• 求められる作業:
以下の食料品消費税ゼロ法案に関する記事を、一字も変えずに全文書き写してください。

• 読む抜粋:
* * * * * * *

食料品消費税ゼロ法案を秋の臨時国会に提出へ 高市首相が方針表明
衆議院予算委員会は2月27日、高市首相と全閣僚が出席する基本的質疑を行い、実質的な論戦が開始されました。首相はこの場で、食料品を対象とした消費税減税に関する法案を秋の臨時国会に提出することを目指すと明確に述べました。さらに、この減税措置が終了した後には、食料品の消費税率を現行の8%に戻す考えも示しました。
超党派の社会保障国民会議で議論を進める
首相は、高騰する食料品の価格が当面下がる見通しがないことを説明しました。その上で、超党派で構成される「社会保障国民会議」において、消費税減税や所得税減税と給付を組み合わせる「給付付き税額控除」について意見がまとまった場合、関連法案を「臨時国会に早めに提出させていただきたい」と語りました。
政府は、給付付き税額控除の導入までのつなぎとして、2年間限定で食料品の消費税率をゼロとする措置を検討しています。首相は「これが終了した後は現行の軽減税率に戻すことを想定している」と述べ、一時的な減税措置であることを強調しました。

* * * * * * *

• 提供された記録:
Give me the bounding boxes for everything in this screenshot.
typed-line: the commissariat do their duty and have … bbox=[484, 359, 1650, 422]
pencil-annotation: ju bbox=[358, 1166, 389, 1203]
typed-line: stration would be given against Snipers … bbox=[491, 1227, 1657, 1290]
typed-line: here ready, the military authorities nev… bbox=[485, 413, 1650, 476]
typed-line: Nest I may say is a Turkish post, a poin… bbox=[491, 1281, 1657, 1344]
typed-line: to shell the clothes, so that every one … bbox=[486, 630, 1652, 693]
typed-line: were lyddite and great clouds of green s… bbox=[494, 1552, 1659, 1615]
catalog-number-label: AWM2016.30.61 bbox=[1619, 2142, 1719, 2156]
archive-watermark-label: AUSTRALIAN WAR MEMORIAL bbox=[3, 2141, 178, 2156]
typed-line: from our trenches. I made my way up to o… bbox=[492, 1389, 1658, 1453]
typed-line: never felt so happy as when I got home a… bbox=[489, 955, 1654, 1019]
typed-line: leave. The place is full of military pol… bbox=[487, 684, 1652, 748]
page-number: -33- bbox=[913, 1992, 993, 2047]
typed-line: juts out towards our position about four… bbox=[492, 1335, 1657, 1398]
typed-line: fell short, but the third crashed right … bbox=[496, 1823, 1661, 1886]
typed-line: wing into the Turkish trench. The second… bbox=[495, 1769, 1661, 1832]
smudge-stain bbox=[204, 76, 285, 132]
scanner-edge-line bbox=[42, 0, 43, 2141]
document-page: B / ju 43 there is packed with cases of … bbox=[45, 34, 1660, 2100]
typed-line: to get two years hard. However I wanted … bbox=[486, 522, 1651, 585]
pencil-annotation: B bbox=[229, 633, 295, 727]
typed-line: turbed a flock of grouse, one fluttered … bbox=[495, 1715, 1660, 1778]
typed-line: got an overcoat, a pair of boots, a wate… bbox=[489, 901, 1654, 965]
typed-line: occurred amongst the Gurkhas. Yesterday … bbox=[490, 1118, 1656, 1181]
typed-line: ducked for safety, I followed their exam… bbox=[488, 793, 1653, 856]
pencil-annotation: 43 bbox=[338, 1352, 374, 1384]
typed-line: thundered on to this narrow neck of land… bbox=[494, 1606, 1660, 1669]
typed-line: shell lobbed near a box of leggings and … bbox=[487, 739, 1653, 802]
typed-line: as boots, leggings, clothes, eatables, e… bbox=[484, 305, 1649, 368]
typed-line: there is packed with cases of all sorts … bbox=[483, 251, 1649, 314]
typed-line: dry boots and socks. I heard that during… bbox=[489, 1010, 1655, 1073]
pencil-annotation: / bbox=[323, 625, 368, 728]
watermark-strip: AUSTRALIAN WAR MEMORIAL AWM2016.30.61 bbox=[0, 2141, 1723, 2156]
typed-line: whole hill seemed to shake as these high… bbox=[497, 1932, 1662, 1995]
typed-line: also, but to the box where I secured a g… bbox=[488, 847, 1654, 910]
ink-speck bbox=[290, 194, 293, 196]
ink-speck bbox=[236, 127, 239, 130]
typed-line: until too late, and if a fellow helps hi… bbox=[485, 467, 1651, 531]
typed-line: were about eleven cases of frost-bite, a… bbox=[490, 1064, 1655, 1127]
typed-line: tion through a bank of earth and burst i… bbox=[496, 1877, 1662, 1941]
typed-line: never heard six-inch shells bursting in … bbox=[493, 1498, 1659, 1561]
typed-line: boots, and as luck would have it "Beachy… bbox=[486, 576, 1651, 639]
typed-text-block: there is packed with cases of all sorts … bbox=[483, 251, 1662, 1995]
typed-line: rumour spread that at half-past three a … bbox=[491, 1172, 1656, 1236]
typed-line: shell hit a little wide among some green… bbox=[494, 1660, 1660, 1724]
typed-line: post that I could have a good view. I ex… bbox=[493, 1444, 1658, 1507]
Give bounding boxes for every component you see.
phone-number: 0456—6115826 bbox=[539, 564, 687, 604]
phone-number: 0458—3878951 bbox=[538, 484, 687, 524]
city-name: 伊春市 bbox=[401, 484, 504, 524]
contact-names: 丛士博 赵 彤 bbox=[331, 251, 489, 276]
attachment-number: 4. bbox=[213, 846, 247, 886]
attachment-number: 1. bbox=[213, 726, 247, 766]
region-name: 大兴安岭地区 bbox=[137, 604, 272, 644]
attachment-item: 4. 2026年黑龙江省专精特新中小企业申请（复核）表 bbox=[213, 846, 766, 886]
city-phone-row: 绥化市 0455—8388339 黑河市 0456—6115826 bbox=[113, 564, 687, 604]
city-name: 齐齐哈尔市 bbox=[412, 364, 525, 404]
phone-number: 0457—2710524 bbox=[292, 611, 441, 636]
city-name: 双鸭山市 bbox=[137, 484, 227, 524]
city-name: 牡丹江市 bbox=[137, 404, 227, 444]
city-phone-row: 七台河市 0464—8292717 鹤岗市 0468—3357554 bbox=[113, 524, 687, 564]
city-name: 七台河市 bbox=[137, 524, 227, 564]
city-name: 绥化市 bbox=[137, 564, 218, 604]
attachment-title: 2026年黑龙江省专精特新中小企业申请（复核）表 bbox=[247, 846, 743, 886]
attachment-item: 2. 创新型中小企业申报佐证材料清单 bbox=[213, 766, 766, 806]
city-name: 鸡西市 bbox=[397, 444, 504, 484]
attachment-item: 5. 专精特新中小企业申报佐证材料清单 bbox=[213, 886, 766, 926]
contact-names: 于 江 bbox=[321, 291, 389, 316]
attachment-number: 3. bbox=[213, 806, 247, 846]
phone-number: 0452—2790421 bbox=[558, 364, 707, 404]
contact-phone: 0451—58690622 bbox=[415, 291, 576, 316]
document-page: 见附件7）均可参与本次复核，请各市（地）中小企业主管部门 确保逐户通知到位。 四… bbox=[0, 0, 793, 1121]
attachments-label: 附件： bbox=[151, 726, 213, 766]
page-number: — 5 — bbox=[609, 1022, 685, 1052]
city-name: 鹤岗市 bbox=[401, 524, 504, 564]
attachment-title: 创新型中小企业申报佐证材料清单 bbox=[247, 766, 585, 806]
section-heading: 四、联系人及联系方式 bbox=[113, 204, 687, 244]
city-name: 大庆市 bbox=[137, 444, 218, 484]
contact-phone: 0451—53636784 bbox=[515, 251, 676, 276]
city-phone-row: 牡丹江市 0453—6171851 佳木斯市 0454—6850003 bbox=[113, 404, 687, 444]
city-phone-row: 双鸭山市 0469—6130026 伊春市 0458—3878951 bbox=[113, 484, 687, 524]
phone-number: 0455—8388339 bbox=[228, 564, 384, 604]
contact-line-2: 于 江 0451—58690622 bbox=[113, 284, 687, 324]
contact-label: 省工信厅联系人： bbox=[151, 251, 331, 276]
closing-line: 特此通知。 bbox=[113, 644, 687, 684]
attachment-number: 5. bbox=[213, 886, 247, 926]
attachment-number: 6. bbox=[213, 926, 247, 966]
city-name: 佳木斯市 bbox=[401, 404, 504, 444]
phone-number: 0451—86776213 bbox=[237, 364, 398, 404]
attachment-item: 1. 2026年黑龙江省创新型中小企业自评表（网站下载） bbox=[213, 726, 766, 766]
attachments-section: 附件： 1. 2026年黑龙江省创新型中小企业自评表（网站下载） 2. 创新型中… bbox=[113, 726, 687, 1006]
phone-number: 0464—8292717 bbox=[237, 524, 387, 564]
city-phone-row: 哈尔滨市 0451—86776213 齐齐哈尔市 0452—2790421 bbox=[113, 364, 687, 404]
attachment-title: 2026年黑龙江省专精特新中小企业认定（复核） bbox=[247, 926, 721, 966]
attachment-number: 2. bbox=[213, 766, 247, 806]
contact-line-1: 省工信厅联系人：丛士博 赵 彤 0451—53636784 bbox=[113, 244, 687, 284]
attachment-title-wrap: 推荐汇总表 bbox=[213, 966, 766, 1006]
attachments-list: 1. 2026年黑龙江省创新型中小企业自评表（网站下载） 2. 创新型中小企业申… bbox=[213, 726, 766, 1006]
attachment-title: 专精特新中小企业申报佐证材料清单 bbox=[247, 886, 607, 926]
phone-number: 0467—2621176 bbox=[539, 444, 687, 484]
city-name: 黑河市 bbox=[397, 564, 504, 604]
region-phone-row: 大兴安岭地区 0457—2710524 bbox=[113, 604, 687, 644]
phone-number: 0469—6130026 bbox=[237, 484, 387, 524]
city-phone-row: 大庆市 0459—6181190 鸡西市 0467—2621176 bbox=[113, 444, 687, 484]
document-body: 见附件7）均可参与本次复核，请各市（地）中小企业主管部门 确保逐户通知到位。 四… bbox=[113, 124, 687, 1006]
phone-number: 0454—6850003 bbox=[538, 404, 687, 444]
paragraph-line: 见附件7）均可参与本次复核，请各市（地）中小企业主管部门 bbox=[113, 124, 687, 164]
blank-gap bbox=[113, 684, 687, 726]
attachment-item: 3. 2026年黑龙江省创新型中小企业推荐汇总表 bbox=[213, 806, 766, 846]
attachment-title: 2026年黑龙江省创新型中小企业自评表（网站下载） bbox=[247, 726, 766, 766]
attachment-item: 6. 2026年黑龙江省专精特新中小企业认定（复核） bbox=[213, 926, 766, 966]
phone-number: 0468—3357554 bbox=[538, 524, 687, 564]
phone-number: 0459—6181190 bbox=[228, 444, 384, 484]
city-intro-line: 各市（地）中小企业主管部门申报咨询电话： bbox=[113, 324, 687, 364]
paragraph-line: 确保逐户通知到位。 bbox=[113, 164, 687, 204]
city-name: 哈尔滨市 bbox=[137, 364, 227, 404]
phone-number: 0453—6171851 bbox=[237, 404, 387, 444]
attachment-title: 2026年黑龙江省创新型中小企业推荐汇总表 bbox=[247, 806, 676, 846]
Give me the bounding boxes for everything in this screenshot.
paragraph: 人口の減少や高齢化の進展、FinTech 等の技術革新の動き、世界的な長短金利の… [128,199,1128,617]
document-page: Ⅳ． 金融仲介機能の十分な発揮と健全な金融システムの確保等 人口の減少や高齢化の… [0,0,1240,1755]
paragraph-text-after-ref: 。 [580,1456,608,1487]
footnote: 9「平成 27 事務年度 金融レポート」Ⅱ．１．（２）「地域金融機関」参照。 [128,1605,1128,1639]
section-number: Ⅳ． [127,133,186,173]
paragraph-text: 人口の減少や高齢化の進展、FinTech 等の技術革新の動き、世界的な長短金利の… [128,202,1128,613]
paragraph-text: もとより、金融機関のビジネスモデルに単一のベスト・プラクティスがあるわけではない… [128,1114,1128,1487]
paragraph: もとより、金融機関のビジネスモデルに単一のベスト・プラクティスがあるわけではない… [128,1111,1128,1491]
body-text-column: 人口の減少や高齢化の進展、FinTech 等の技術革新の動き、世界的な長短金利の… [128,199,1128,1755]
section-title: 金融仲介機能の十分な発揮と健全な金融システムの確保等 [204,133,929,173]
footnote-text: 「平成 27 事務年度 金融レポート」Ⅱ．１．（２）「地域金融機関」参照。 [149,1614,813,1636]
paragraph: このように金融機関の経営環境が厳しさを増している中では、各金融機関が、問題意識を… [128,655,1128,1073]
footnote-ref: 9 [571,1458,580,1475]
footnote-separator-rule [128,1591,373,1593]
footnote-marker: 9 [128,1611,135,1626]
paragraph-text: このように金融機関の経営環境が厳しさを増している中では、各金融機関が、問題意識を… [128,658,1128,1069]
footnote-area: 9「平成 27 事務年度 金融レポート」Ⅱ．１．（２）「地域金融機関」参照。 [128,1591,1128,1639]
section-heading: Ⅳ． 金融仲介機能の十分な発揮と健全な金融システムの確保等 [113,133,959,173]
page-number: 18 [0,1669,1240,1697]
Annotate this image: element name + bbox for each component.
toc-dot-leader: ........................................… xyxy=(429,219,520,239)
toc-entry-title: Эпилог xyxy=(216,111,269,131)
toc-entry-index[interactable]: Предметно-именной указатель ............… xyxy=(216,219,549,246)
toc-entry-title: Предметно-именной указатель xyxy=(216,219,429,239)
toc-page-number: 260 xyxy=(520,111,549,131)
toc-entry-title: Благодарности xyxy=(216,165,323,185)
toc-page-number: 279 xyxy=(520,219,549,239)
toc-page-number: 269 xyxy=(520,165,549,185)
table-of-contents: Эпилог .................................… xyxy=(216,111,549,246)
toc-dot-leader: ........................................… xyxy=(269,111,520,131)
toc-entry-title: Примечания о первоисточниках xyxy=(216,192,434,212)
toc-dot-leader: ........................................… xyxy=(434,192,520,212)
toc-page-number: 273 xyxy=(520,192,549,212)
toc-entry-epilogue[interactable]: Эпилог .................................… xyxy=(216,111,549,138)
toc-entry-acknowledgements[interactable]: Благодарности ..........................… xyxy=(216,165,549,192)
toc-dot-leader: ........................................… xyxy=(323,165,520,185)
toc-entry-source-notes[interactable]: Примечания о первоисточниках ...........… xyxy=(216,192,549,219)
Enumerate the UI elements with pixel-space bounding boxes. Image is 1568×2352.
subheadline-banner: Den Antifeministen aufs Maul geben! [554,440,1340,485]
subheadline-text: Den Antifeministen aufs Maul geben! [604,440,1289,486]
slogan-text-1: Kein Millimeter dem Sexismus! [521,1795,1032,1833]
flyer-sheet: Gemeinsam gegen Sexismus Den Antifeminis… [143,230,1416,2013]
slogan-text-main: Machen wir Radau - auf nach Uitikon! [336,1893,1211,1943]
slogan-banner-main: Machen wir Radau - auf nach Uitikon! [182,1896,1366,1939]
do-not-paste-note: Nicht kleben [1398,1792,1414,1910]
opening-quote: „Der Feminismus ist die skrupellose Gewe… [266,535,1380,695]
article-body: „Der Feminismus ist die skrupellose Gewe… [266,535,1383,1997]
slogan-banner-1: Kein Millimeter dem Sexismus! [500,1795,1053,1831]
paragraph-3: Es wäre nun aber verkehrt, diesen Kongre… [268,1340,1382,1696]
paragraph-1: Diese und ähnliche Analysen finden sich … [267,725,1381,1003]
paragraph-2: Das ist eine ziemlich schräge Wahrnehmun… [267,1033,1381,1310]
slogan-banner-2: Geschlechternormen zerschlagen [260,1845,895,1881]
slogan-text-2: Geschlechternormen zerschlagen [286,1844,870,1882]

* * * * * * *

• 作業の解答:
食料品消費税ゼロ法案を秋の臨時国会に提出へ 高市首相が方針表明
衆議院予算委員会は2月27日、高市首相と全閣僚が出席する基本的質疑を行い、実質的な論戦が開始されました。首相はこの場で、食料品を対象とした消費税減税に関する法案を秋の臨時国会に提出することを目指すと明確に述べました。さらに、この減税措置が終了した後には、食料品の消費税率を現行の8%に戻す考えも示しました。
超党派の社会保障国民会議で議論を進める
首相は、高騰する食料品の価格が当面下がる見通しがないことを説明しました。その上で、超党派で構成される「社会保障国民会議」において、消費税減税や所得税減税と給付を組み合わせる「給付付き税額控除」について意見がまとまった場合、関連法案を「臨時国会に早めに提出させていただきたい」と語りました。
政府は、給付付き税額控除の導入までのつなぎとして、2年間限定で食料品の消費税率をゼロとする措置を検討しています。首相は「これが終了した後は現行の軽減税率に戻すことを想定している」と述べ、一時的な減税措置であることを強調しました。